§ TASK BRIEF
Extract and list every line that contains the word "this".
******************************
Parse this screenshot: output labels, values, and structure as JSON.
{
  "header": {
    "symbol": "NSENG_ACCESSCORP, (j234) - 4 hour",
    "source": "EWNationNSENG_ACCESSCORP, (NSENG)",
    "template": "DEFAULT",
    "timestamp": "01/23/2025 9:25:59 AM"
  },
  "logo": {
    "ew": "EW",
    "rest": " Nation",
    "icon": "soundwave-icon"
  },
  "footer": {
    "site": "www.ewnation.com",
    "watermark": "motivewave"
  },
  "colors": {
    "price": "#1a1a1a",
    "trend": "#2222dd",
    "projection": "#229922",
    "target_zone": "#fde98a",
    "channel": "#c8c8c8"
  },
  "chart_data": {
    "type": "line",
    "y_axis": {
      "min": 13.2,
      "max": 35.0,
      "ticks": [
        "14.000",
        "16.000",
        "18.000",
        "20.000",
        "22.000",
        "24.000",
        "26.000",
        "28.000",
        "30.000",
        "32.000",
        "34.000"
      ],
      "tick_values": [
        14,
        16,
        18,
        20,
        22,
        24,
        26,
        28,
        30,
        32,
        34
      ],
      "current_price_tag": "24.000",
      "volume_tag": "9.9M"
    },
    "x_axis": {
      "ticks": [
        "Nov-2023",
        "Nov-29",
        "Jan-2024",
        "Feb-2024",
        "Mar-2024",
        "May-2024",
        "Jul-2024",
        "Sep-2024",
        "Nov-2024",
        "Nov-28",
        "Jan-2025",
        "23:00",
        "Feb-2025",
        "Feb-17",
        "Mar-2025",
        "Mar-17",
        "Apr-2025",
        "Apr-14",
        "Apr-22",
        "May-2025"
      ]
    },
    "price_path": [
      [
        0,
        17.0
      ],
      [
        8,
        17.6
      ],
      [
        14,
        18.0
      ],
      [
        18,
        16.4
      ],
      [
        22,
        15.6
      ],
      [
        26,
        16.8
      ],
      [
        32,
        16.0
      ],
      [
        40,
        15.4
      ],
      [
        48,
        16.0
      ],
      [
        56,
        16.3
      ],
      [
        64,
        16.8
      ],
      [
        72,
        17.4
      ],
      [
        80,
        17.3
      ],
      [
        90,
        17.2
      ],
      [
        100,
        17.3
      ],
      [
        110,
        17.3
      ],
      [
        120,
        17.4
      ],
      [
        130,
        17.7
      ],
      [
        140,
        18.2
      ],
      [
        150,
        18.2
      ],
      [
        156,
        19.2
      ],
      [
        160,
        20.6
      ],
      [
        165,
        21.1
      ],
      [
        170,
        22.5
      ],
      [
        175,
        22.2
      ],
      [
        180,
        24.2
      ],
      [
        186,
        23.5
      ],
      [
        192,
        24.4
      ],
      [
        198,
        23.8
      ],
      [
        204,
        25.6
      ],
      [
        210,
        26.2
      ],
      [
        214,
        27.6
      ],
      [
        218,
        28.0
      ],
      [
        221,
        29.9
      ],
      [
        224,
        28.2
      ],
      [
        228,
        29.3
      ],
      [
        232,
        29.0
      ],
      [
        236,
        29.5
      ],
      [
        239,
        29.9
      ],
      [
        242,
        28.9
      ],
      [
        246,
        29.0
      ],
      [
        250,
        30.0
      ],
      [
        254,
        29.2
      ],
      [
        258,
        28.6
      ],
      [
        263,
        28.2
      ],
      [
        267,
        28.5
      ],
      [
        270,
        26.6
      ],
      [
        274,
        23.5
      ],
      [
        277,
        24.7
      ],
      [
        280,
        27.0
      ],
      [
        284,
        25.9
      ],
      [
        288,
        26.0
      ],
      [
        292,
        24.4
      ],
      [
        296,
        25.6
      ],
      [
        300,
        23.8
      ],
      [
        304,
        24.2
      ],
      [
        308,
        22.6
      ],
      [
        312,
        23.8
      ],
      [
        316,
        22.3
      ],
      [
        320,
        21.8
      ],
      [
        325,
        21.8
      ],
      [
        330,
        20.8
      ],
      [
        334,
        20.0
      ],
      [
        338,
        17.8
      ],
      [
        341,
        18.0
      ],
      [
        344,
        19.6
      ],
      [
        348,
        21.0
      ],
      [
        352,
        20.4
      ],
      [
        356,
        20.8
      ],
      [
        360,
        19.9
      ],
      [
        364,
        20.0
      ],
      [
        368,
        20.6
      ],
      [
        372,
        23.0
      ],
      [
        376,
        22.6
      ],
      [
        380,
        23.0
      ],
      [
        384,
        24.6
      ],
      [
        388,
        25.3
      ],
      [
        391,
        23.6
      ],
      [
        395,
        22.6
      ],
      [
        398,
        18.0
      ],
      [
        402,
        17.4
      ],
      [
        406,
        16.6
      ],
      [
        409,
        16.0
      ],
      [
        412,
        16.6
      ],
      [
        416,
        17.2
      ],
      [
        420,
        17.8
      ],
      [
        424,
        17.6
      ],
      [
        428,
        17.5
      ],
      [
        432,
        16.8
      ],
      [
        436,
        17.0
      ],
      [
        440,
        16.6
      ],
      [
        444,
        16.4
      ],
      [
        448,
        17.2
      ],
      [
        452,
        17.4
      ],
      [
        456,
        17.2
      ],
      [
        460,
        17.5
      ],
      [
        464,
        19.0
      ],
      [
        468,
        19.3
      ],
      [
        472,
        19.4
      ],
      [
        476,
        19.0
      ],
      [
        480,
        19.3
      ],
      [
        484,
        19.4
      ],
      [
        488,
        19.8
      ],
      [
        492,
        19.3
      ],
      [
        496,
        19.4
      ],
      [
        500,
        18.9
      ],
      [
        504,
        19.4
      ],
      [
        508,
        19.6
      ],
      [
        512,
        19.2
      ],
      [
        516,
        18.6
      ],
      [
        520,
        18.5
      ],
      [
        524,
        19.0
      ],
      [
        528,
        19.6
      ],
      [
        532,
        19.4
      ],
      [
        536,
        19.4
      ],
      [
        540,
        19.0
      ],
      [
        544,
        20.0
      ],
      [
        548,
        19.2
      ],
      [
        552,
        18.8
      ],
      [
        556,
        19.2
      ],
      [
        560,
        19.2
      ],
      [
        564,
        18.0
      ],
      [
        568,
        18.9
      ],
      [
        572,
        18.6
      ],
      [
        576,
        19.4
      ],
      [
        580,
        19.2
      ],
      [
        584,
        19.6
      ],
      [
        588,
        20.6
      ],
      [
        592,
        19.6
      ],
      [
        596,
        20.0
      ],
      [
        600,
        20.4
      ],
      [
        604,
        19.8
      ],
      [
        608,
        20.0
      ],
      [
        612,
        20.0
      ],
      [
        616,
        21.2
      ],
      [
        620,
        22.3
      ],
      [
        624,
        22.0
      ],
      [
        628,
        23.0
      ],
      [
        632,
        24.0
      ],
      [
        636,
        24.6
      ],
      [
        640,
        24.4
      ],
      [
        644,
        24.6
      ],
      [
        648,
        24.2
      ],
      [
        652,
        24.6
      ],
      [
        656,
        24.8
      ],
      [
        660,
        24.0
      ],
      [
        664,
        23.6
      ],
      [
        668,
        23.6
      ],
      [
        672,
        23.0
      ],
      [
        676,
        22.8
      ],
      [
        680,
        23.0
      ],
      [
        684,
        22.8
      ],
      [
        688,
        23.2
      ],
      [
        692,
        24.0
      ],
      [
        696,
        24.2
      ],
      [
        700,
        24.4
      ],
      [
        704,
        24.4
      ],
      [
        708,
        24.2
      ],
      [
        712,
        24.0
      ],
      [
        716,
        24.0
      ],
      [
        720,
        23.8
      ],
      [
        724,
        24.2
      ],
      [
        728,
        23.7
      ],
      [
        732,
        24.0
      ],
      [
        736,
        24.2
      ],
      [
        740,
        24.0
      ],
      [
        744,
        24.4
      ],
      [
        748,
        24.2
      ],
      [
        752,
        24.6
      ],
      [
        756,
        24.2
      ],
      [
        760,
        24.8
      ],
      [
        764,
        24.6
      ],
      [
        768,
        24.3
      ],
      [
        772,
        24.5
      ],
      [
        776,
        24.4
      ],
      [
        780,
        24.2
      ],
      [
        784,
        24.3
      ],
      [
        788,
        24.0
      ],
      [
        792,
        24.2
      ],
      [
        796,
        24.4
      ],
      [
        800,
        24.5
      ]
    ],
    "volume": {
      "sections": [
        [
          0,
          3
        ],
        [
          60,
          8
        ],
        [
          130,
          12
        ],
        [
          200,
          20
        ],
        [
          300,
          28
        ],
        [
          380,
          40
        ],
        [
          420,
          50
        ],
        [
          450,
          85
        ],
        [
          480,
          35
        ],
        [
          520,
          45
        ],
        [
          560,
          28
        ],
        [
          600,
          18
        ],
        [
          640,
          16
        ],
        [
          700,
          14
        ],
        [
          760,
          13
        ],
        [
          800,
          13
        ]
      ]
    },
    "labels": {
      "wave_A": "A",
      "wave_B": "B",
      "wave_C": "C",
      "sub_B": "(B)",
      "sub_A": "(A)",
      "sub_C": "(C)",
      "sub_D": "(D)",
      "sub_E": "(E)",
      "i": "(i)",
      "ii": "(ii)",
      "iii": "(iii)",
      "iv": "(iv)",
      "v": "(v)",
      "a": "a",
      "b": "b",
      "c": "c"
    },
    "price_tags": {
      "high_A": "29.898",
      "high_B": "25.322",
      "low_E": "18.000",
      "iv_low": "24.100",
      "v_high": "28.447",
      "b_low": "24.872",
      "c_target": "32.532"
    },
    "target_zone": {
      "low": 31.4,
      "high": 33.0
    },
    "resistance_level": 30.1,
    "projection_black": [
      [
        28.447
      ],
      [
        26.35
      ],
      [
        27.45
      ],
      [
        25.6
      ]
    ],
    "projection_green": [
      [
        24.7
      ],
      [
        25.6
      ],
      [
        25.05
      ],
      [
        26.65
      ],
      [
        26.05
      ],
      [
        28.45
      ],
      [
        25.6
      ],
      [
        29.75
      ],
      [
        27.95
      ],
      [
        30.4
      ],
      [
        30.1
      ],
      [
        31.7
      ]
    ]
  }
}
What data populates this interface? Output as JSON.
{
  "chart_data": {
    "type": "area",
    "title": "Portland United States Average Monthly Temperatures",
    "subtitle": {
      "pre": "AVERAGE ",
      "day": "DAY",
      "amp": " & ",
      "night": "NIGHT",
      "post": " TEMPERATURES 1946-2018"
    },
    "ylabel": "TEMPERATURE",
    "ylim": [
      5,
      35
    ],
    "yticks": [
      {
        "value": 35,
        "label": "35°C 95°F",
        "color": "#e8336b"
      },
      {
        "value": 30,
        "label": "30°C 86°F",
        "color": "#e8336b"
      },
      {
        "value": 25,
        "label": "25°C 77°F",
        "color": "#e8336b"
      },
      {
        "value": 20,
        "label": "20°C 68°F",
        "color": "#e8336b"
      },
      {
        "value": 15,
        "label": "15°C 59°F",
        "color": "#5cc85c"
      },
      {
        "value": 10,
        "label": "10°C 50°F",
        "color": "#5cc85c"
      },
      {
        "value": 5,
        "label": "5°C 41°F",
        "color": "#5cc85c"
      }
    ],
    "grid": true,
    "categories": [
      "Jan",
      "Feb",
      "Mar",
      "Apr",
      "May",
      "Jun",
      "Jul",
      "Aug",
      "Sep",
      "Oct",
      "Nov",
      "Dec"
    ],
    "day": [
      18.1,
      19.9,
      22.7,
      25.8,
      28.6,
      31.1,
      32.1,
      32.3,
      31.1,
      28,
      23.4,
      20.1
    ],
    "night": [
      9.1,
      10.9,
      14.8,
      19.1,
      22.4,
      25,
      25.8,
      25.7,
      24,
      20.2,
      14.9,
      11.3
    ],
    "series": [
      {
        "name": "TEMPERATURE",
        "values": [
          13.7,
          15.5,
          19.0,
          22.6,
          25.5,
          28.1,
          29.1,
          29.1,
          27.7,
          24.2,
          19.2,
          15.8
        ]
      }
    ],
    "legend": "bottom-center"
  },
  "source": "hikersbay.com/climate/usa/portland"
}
******************************
§ ANSWER IN FULL
Parse this screenshot: output labels, values, and structure as JSON.
What data populates this interface? Output as JSON.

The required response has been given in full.